Task requirements |
Copy out each line of the material below with no changes.

— start Rows —

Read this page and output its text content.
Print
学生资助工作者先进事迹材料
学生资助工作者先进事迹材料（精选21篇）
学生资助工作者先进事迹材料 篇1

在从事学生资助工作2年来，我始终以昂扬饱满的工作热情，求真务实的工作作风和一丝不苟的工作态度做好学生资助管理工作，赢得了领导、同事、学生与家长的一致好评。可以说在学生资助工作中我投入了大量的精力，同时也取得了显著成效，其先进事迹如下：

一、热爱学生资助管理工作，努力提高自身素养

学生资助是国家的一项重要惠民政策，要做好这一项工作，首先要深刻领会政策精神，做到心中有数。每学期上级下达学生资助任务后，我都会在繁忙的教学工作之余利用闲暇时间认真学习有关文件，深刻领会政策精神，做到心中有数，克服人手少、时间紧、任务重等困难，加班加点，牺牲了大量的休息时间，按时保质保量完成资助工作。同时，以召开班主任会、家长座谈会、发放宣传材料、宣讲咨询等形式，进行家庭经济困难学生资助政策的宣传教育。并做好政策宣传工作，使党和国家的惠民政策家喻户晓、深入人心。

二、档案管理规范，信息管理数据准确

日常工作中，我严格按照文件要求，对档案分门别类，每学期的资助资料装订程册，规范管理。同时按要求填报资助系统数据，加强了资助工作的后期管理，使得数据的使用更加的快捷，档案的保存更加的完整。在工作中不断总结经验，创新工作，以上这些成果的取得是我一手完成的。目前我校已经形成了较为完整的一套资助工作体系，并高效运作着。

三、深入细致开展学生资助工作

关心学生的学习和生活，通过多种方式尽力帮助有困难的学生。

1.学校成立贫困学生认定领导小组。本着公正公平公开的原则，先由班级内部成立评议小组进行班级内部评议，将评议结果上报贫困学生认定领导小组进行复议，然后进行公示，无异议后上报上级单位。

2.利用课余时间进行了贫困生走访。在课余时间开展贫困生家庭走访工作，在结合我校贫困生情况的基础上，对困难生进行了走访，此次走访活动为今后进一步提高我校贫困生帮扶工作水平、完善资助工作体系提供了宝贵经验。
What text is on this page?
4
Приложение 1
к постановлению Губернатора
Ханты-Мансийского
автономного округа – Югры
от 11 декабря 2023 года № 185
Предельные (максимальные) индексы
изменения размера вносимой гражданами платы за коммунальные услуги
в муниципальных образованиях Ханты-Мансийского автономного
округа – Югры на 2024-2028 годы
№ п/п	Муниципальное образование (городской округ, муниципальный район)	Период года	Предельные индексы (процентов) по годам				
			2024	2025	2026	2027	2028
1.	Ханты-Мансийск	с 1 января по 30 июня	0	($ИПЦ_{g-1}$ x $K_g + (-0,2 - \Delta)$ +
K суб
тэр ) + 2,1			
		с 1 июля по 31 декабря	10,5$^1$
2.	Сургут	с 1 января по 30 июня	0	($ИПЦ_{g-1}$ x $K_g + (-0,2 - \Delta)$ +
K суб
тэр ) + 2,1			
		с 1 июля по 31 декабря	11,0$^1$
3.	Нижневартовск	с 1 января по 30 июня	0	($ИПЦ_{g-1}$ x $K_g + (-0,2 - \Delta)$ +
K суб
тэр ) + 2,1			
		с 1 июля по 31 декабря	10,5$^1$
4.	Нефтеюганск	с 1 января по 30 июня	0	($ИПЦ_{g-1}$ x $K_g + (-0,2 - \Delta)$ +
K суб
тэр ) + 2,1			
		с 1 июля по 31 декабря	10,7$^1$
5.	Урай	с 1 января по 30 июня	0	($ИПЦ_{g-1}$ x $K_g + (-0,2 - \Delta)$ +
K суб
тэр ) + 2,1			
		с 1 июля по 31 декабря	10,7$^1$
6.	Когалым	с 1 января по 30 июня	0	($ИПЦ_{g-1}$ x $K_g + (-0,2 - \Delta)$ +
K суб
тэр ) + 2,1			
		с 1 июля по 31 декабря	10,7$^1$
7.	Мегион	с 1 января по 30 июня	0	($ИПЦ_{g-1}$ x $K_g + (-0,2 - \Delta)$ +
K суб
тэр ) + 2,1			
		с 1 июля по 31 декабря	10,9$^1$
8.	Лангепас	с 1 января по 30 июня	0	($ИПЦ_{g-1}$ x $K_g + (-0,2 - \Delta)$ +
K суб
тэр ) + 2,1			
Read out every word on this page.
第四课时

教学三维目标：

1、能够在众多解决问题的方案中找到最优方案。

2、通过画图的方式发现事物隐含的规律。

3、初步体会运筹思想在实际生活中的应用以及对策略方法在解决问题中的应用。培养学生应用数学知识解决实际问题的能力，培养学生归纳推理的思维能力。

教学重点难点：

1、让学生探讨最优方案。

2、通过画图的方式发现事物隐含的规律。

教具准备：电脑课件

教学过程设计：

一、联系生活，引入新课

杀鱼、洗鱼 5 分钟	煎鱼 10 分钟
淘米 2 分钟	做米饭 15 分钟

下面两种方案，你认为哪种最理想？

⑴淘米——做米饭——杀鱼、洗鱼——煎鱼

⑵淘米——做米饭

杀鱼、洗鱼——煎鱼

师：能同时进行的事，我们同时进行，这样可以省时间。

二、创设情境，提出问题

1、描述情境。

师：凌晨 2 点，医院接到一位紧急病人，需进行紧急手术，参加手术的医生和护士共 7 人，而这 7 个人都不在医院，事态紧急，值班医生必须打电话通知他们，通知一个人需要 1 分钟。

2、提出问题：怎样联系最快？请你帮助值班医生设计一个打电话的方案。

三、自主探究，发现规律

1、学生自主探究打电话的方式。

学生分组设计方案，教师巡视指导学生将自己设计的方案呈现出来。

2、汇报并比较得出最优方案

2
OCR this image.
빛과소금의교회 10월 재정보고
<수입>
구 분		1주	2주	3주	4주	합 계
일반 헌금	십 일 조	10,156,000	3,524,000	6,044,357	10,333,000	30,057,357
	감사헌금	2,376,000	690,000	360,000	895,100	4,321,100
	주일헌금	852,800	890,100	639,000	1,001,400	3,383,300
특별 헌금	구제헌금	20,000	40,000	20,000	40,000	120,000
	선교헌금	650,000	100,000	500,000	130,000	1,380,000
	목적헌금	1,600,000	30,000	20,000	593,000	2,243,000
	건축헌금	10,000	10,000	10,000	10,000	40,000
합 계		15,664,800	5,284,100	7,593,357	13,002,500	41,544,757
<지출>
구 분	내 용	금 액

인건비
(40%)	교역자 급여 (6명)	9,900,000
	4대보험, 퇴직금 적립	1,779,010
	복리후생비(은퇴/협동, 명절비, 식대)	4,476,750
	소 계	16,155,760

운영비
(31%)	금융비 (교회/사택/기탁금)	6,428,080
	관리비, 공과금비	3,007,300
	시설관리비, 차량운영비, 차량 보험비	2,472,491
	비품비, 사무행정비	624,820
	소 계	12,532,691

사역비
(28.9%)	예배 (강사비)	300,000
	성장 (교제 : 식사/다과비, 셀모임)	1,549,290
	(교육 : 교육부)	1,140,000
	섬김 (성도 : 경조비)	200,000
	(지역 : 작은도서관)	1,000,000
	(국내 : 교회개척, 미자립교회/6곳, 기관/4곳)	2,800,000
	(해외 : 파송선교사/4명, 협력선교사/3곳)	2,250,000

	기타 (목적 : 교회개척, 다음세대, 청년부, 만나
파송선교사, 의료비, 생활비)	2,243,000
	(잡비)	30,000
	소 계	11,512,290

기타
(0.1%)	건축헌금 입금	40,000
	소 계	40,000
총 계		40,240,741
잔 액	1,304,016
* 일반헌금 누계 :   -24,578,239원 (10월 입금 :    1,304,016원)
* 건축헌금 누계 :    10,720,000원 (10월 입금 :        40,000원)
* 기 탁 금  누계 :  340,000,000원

— end Rows —

Result for this task |
Read this page and output its text content.
Print
学生资助工作者先进事迹材料
学生资助工作者先进事迹材料（精选21篇）
学生资助工作者先进事迹材料 篇1

在从事学生资助工作2年来，我始终以昂扬饱满的工作热情，求真务实的工作作风和一丝不苟的工作态度做好学生资助管理工作，赢得了领导、同事、学生与家长的一致好评。可以说在学生资助工作中我投入了大量的精力，同时也取得了显著成效，其先进事迹如下：

一、热爱学生资助管理工作，努力提高自身素养

学生资助是国家的一项重要惠民政策，要做好这一项工作，首先要深刻领会政策精神，做到心中有数。每学期上级下达学生资助任务后，我都会在繁忙的教学工作之余利用闲暇时间认真学习有关文件，深刻领会政策精神，做到心中有数，克服人手少、时间紧、任务重等困难，加班加点，牺牲了大量的休息时间，按时保质保量完成资助工作。同时，以召开班主任会、家长座谈会、发放宣传材料、宣讲咨询等形式，进行家庭经济困难学生资助政策的宣传教育。并做好政策宣传工作，使党和国家的惠民政策家喻户晓、深入人心。

二、档案管理规范，信息管理数据准确

日常工作中，我严格按照文件要求，对档案分门别类，每学期的资助资料装订程册，规范管理。同时按要求填报资助系统数据，加强了资助工作的后期管理，使得数据的使用更加的快捷，档案的保存更加的完整。在工作中不断总结经验，创新工作，以上这些成果的取得是我一手完成的。目前我校已经形成了较为完整的一套资助工作体系，并高效运作着。

三、深入细致开展学生资助工作

关心学生的学习和生活，通过多种方式尽力帮助有困难的学生。

1.学校成立贫困学生认定领导小组。本着公正公平公开的原则，先由班级内部成立评议小组进行班级内部评议，将评议结果上报贫困学生认定领导小组进行复议，然后进行公示，无异议后上报上级单位。

2.利用课余时间进行了贫困生走访。在课余时间开展贫困生家庭走访工作，在结合我校贫困生情况的基础上，对困难生进行了走访，此次走访活动为今后进一步提高我校贫困生帮扶工作水平、完善资助工作体系提供了宝贵经验。
What text is on this page?
4
Приложение 1
к постановлению Губернатора
Ханты-Мансийского
автономного округа – Югры
от 11 декабря 2023 года № 185
Предельные (максимальные) индексы
изменения размера вносимой гражданами платы за коммунальные услуги
в муниципальных образованиях Ханты-Мансийского автономного
округа – Югры на 2024-2028 годы
№ п/п	Муниципальное образование (городской округ, муниципальный район)	Период года	Предельные индексы (процентов) по годам				
			2024	2025	2026	2027	2028
1.	Ханты-Мансийск	с 1 января по 30 июня	0	($ИПЦ_{g-1}$ x $K_g + (-0,2 - \Delta)$ +
K суб
тэр ) + 2,1			
		с 1 июля по 31 декабря	10,5$^1$
2.	Сургут	с 1 января по 30 июня	0	($ИПЦ_{g-1}$ x $K_g + (-0,2 - \Delta)$ +
K суб
тэр ) + 2,1			
		с 1 июля по 31 декабря	11,0$^1$
3.	Нижневартовск	с 1 января по 30 июня	0	($ИПЦ_{g-1}$ x $K_g + (-0,2 - \Delta)$ +
K суб
тэр ) + 2,1			
		с 1 июля по 31 декабря	10,5$^1$
4.	Нефтеюганск	с 1 января по 30 июня	0	($ИПЦ_{g-1}$ x $K_g + (-0,2 - \Delta)$ +
K суб
тэр ) + 2,1			
		с 1 июля по 31 декабря	10,7$^1$
5.	Урай	с 1 января по 30 июня	0	($ИПЦ_{g-1}$ x $K_g + (-0,2 - \Delta)$ +
K суб
тэр ) + 2,1			
		с 1 июля по 31 декабря	10,7$^1$
6.	Когалым	с 1 января по 30 июня	0	($ИПЦ_{g-1}$ x $K_g + (-0,2 - \Delta)$ +
K суб
тэр ) + 2,1			
		с 1 июля по 31 декабря	10,7$^1$
7.	Мегион	с 1 января по 30 июня	0	($ИПЦ_{g-1}$ x $K_g + (-0,2 - \Delta)$ +
K суб
тэр ) + 2,1			
		с 1 июля по 31 декабря	10,9$^1$
8.	Лангепас	с 1 января по 30 июня	0	($ИПЦ_{g-1}$ x $K_g + (-0,2 - \Delta)$ +
K суб
тэр ) + 2,1			
Read out every word on this page.
第四课时

教学三维目标：

1、能够在众多解决问题的方案中找到最优方案。

2、通过画图的方式发现事物隐含的规律。

3、初步体会运筹思想在实际生活中的应用以及对策略方法在解决问题中的应用。培养学生应用数学知识解决实际问题的能力，培养学生归纳推理的思维能力。

教学重点难点：

1、让学生探讨最优方案。

2、通过画图的方式发现事物隐含的规律。

教具准备：电脑课件

教学过程设计：

一、联系生活，引入新课

杀鱼、洗鱼 5 分钟	煎鱼 10 分钟
淘米 2 分钟	做米饭 15 分钟

下面两种方案，你认为哪种最理想？

⑴淘米——做米饭——杀鱼、洗鱼——煎鱼

⑵淘米——做米饭

杀鱼、洗鱼——煎鱼

师：能同时进行的事，我们同时进行，这样可以省时间。

二、创设情境，提出问题

1、描述情境。

师：凌晨 2 点，医院接到一位紧急病人，需进行紧急手术，参加手术的医生和护士共 7 人，而这 7 个人都不在医院，事态紧急，值班医生必须打电话通知他们，通知一个人需要 1 分钟。

2、提出问题：怎样联系最快？请你帮助值班医生设计一个打电话的方案。

三、自主探究，发现规律

1、学生自主探究打电话的方式。

学生分组设计方案，教师巡视指导学生将自己设计的方案呈现出来。

2、汇报并比较得出最优方案

2
OCR this image.
빛과소금의교회 10월 재정보고
<수입>
구 분		1주	2주	3주	4주	합 계
일반 헌금	십 일 조	10,156,000	3,524,000	6,044,357	10,333,000	30,057,357
	감사헌금	2,376,000	690,000	360,000	895,100	4,321,100
	주일헌금	852,800	890,100	639,000	1,001,400	3,383,300
특별 헌금	구제헌금	20,000	40,000	20,000	40,000	120,000
	선교헌금	650,000	100,000	500,000	130,000	1,380,000
	목적헌금	1,600,000	30,000	20,000	593,000	2,243,000
	건축헌금	10,000	10,000	10,000	10,000	40,000
합 계		15,664,800	5,284,100	7,593,357	13,002,500	41,544,757
<지출>
구 분	내 용	금 액

인건비
(40%)	교역자 급여 (6명)	9,900,000
	4대보험, 퇴직금 적립	1,779,010
	복리후생비(은퇴/협동, 명절비, 식대)	4,476,750
	소 계	16,155,760

운영비
(31%)	금융비 (교회/사택/기탁금)	6,428,080
	관리비, 공과금비	3,007,300
	시설관리비, 차량운영비, 차량 보험비	2,472,491
	비품비, 사무행정비	624,820
	소 계	12,532,691

사역비
(28.9%)	예배 (강사비)	300,000
	성장 (교제 : 식사/다과비, 셀모임)	1,549,290
	(교육 : 교육부)	1,140,000
	섬김 (성도 : 경조비)	200,000
	(지역 : 작은도서관)	1,000,000
	(국내 : 교회개척, 미자립교회/6곳, 기관/4곳)	2,800,000
	(해외 : 파송선교사/4명, 협력선교사/3곳)	2,250,000

	기타 (목적 : 교회개척, 다음세대, 청년부, 만나
파송선교사, 의료비, 생활비)	2,243,000
	(잡비)	30,000
	소 계	11,512,290

기타
(0.1%)	건축헌금 입금	40,000
	소 계	40,000
총 계		40,240,741
잔 액	1,304,016
* 일반헌금 누계 :   -24,578,239원 (10월 입금 :    1,304,016원)
* 건축헌금 누계 :    10,720,000원 (10월 입금 :        40,000원)
* 기 탁 금  누계 :  340,000,000원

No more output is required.